Return every record verbatim.

## Input material
- - - -
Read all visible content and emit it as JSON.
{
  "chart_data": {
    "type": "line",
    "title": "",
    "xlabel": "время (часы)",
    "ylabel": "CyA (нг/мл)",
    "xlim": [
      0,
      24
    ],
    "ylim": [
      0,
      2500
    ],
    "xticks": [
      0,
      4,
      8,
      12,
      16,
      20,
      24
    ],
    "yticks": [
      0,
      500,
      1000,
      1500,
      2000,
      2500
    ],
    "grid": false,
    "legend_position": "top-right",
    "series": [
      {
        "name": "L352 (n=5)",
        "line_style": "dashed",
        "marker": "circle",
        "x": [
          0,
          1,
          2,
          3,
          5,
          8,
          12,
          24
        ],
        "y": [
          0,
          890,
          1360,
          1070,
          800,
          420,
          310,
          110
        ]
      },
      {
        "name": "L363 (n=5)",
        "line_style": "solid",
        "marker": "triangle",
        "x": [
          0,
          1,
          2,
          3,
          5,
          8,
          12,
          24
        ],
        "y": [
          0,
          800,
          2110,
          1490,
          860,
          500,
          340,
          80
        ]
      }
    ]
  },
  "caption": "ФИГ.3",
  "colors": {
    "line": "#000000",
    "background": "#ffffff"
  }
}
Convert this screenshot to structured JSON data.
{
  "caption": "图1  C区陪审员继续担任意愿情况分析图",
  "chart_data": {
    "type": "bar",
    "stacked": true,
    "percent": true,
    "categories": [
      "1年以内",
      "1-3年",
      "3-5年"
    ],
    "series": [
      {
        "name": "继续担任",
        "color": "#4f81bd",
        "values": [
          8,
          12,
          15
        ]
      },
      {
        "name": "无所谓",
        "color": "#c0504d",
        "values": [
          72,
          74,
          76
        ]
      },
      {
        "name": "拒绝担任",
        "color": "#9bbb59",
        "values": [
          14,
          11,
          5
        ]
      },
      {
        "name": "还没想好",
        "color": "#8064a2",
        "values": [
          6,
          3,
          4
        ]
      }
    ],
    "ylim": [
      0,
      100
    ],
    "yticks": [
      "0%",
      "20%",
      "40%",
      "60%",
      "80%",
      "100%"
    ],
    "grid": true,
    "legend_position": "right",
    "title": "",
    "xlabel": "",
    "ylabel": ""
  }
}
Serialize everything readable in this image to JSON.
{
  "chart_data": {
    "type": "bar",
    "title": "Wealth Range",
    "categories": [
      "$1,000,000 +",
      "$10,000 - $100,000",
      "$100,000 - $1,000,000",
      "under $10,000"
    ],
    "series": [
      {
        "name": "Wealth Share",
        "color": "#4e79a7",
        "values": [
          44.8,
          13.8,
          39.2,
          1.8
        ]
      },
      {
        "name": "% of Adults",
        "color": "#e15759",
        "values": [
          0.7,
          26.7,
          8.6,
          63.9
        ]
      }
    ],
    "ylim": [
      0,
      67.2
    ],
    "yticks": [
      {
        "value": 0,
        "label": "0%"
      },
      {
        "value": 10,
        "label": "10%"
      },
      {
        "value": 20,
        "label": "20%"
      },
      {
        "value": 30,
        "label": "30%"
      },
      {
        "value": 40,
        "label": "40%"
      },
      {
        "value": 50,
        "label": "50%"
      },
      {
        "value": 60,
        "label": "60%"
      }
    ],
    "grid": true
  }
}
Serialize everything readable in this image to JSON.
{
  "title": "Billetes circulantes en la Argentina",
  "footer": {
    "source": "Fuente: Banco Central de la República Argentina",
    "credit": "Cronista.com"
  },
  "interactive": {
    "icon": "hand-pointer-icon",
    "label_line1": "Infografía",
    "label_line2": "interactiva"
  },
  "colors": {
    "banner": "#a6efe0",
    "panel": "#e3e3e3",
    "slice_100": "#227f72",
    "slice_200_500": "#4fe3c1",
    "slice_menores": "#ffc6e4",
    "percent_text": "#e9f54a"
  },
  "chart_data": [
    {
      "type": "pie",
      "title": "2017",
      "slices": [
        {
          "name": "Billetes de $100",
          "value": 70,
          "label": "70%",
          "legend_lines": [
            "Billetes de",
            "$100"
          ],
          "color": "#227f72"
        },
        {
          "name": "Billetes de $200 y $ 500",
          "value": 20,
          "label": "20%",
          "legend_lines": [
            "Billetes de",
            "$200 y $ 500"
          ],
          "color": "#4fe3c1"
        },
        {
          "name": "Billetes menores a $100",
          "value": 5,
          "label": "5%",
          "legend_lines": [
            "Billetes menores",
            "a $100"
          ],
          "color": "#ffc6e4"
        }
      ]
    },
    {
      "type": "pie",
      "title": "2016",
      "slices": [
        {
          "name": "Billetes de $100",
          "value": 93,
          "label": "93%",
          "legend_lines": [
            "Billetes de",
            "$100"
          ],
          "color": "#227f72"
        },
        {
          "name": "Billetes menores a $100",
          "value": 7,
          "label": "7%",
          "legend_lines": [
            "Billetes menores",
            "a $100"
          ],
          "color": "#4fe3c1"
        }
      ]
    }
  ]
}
- - - -
## Correct answer
Read all visible content and emit it as JSON.
{
  "chart_data": {
    "type": "line",
    "title": "",
    "xlabel": "время (часы)",
    "ylabel": "CyA (нг/мл)",
    "xlim": [
      0,
      24
    ],
    "ylim": [
      0,
      2500
    ],
    "xticks": [
      0,
      4,
      8,
      12,
      16,
      20,
      24
    ],
    "yticks": [
      0,
      500,
      1000,
      1500,
      2000,
      2500
    ],
    "grid": false,
    "legend_position": "top-right",
    "series": [
      {
        "name": "L352 (n=5)",
        "line_style": "dashed",
        "marker": "circle",
        "x": [
          0,
          1,
          2,
          3,
          5,
          8,
          12,
          24
        ],
        "y": [
          0,
          890,
          1360,
          1070,
          800,
          420,
          310,
          110
        ]
      },
      {
        "name": "L363 (n=5)",
        "line_style": "solid",
        "marker": "triangle",
        "x": [
          0,
          1,
          2,
          3,
          5,
          8,
          12,
          24
        ],
        "y": [
          0,
          800,
          2110,
          1490,
          860,
          500,
          340,
          80
        ]
      }
    ]
  },
  "caption": "ФИГ.3",
  "colors": {
    "line": "#000000",
    "background": "#ffffff"
  }
}
Convert this screenshot to structured JSON data.
{
  "caption": "图1  C区陪审员继续担任意愿情况分析图",
  "chart_data": {
    "type": "bar",
    "stacked": true,
    "percent": true,
    "categories": [
      "1年以内",
      "1-3年",
      "3-5年"
    ],
    "series": [
      {
        "name": "继续担任",
        "color": "#4f81bd",
        "values": [
          8,
          12,
          15
        ]
      },
      {
        "name": "无所谓",
        "color": "#c0504d",
        "values": [
          72,
          74,
          76
        ]
      },
      {
        "name": "拒绝担任",
        "color": "#9bbb59",
        "values": [
          14,
          11,
          5
        ]
      },
      {
        "name": "还没想好",
        "color": "#8064a2",
        "values": [
          6,
          3,
          4
        ]
      }
    ],
    "ylim": [
      0,
      100
    ],
    "yticks": [
      "0%",
      "20%",
      "40%",
      "60%",
      "80%",
      "100%"
    ],
    "grid": true,
    "legend_position": "right",
    "title": "",
    "xlabel": "",
    "ylabel": ""
  }
}
Serialize everything readable in this image to JSON.
{
  "chart_data": {
    "type": "bar",
    "title": "Wealth Range",
    "categories": [
      "$1,000,000 +",
      "$10,000 - $100,000",
      "$100,000 - $1,000,000",
      "under $10,000"
    ],
    "series": [
      {
        "name": "Wealth Share",
        "color": "#4e79a7",
        "values": [
          44.8,
          13.8,
          39.2,
          1.8
        ]
      },
      {
        "name": "% of Adults",
        "color": "#e15759",
        "values": [
          0.7,
          26.7,
          8.6,
          63.9
        ]
      }
    ],
    "ylim": [
      0,
      67.2
    ],
    "yticks": [
      {
        "value": 0,
        "label": "0%"
      },
      {
        "value": 10,
        "label": "10%"
      },
      {
        "value": 20,
        "label": "20%"
      },
      {
        "value": 30,
        "label": "30%"
      },
      {
        "value": 40,
        "label": "40%"
      },
      {
        "value": 50,
        "label": "50%"
      },
      {
        "value": 60,
        "label": "60%"
      }
    ],
    "grid": true
  }
}
Serialize everything readable in this image to JSON.
{
  "title": "Billetes circulantes en la Argentina",
  "footer": {
    "source": "Fuente: Banco Central de la República Argentina",
    "credit": "Cronista.com"
  },
  "interactive": {
    "icon": "hand-pointer-icon",
    "label_line1": "Infografía",
    "label_line2": "interactiva"
  },
  "colors": {
    "banner": "#a6efe0",
    "panel": "#e3e3e3",
    "slice_100": "#227f72",
    "slice_200_500": "#4fe3c1",
    "slice_menores": "#ffc6e4",
    "percent_text": "#e9f54a"
  },
  "chart_data": [
    {
      "type": "pie",
      "title": "2017",
      "slices": [
        {
          "name": "Billetes de $100",
          "value": 70,
          "label": "70%",
          "legend_lines": [
            "Billetes de",
            "$100"
          ],
          "color": "#227f72"
        },
        {
          "name": "Billetes de $200 y $ 500",
          "value": 20,
          "label": "20%",
          "legend_lines": [
            "Billetes de",
            "$200 y $ 500"
          ],
          "color": "#4fe3c1"
        },
        {
          "name": "Billetes menores a $100",
          "value": 5,
          "label": "5%",
          "legend_lines": [
            "Billetes menores",
            "a $100"
          ],
          "color": "#ffc6e4"
        }
      ]
    },
    {
      "type": "pie",
      "title": "2016",
      "slices": [
        {
          "name": "Billetes de $100",
          "value": 93,
          "label": "93%",
          "legend_lines": [
            "Billetes de",
            "$100"
          ],
          "color": "#227f72"
        },
        {
          "name": "Billetes menores a $100",
          "value": 7,
          "label": "7%",
          "legend_lines": [
            "Billetes menores",
            "a $100"
          ],
          "color": "#4fe3c1"
        }
      ]
    }
  ]
}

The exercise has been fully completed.